* Begin Records to process *

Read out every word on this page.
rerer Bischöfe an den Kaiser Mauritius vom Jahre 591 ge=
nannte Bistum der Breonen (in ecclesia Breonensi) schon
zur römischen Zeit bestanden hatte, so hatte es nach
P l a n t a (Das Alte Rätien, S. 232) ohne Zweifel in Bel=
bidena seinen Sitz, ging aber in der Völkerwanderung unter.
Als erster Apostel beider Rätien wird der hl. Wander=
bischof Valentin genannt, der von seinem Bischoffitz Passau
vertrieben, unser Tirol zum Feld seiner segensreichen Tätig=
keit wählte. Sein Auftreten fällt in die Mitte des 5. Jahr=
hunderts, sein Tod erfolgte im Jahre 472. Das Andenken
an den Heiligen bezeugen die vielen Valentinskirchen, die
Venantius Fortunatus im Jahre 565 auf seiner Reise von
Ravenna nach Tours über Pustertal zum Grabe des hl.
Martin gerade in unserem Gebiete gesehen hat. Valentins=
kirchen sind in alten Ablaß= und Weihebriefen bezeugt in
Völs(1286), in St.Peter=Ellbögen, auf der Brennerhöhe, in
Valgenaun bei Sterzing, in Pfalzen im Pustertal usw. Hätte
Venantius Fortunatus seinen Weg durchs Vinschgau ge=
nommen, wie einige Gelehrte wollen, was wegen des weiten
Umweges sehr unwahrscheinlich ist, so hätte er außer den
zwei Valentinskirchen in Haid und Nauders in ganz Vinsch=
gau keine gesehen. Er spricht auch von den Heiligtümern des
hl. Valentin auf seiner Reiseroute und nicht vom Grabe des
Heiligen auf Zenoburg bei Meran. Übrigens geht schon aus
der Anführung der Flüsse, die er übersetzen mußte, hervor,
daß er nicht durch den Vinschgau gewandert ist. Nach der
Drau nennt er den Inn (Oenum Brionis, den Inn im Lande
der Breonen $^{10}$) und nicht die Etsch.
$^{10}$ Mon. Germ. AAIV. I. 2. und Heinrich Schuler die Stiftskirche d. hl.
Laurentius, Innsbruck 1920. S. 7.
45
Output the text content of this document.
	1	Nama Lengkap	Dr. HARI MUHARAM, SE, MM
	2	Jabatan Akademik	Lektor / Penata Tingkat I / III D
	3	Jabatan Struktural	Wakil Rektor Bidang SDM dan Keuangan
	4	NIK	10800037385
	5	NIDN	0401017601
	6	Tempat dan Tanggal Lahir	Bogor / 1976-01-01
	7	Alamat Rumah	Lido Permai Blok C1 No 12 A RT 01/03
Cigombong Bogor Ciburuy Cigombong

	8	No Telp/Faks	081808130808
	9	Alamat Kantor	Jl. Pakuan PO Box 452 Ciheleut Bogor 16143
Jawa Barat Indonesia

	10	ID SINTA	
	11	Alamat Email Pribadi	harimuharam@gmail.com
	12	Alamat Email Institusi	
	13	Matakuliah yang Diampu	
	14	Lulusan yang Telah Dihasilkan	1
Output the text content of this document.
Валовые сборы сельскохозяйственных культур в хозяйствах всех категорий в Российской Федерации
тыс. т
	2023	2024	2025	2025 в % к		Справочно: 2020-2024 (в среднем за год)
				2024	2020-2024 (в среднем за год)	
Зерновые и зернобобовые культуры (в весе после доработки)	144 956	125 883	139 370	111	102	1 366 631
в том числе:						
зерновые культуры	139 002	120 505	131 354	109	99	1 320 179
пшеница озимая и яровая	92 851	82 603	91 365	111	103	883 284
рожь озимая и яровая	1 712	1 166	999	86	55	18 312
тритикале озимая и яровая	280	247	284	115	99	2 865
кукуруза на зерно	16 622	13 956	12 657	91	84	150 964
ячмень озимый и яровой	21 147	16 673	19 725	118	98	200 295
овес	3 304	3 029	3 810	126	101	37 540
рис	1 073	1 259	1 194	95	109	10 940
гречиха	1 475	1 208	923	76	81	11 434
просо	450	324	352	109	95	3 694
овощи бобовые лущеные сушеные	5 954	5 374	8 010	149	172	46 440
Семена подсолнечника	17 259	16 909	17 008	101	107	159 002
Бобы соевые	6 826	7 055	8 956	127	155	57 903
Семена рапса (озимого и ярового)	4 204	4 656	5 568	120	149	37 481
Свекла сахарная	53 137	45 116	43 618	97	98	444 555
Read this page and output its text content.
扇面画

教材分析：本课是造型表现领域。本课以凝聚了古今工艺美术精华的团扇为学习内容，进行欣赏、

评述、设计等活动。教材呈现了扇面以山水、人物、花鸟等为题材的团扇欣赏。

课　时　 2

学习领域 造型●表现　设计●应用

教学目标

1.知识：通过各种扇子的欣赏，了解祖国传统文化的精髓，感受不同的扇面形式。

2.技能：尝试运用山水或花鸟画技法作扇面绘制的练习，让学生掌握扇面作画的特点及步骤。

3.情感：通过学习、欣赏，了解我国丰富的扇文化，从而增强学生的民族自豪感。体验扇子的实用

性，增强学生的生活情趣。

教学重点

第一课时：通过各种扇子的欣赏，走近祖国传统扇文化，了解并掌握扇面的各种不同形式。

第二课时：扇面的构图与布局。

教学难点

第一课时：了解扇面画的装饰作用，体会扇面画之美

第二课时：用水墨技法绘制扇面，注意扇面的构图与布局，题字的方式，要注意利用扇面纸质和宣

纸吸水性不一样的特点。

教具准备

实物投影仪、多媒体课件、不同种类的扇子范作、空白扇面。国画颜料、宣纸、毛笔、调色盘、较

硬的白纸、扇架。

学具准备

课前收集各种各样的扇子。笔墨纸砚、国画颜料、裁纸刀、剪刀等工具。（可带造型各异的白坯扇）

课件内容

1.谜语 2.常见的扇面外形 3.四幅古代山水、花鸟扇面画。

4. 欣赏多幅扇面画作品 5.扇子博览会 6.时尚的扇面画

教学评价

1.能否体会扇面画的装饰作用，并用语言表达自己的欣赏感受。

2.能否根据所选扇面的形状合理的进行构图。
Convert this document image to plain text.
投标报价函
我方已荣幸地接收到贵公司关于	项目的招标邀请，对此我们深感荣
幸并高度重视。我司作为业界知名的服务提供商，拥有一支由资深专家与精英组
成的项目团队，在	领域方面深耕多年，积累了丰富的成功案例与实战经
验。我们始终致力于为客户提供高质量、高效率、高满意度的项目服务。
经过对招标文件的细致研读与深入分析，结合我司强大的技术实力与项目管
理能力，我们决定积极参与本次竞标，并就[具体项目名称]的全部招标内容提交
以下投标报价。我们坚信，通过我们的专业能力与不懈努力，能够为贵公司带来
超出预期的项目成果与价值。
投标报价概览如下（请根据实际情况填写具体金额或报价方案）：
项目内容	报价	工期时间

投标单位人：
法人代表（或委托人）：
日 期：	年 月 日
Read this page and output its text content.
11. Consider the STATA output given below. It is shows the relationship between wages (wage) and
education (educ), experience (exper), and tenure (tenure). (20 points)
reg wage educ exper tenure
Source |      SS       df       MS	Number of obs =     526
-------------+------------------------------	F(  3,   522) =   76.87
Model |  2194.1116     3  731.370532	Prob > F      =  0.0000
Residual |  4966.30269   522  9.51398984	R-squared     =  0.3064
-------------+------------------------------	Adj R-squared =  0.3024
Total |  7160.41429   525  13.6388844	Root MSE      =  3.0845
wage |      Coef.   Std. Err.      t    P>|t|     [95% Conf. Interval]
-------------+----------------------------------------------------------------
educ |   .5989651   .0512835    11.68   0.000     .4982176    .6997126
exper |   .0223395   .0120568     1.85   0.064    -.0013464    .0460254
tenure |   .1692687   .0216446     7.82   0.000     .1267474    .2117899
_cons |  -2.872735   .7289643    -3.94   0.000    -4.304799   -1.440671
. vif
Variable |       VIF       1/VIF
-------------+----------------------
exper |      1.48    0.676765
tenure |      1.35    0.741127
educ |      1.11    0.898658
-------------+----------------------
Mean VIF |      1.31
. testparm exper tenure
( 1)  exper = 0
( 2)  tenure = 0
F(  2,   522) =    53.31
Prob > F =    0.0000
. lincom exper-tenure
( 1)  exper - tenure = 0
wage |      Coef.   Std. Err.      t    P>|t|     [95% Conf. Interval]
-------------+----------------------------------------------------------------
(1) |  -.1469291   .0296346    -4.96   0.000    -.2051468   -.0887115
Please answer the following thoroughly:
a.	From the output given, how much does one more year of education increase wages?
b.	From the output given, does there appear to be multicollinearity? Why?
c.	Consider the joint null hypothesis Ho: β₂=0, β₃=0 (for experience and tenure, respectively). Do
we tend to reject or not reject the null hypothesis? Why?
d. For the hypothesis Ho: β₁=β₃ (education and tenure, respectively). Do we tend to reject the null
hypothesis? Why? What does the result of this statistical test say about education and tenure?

* End Records to process *

= Exercise requirements =
Filter the data, keeping only the lines that contain "this".

= Completed task =
Read out every word on this page.
Output the text content of this document.
Output the text content of this document.
Read this page and output its text content.
Convert this document image to plain text.
Read this page and output its text content.
hypothesis? Why? What does the result of this statistical test say about education and tenure?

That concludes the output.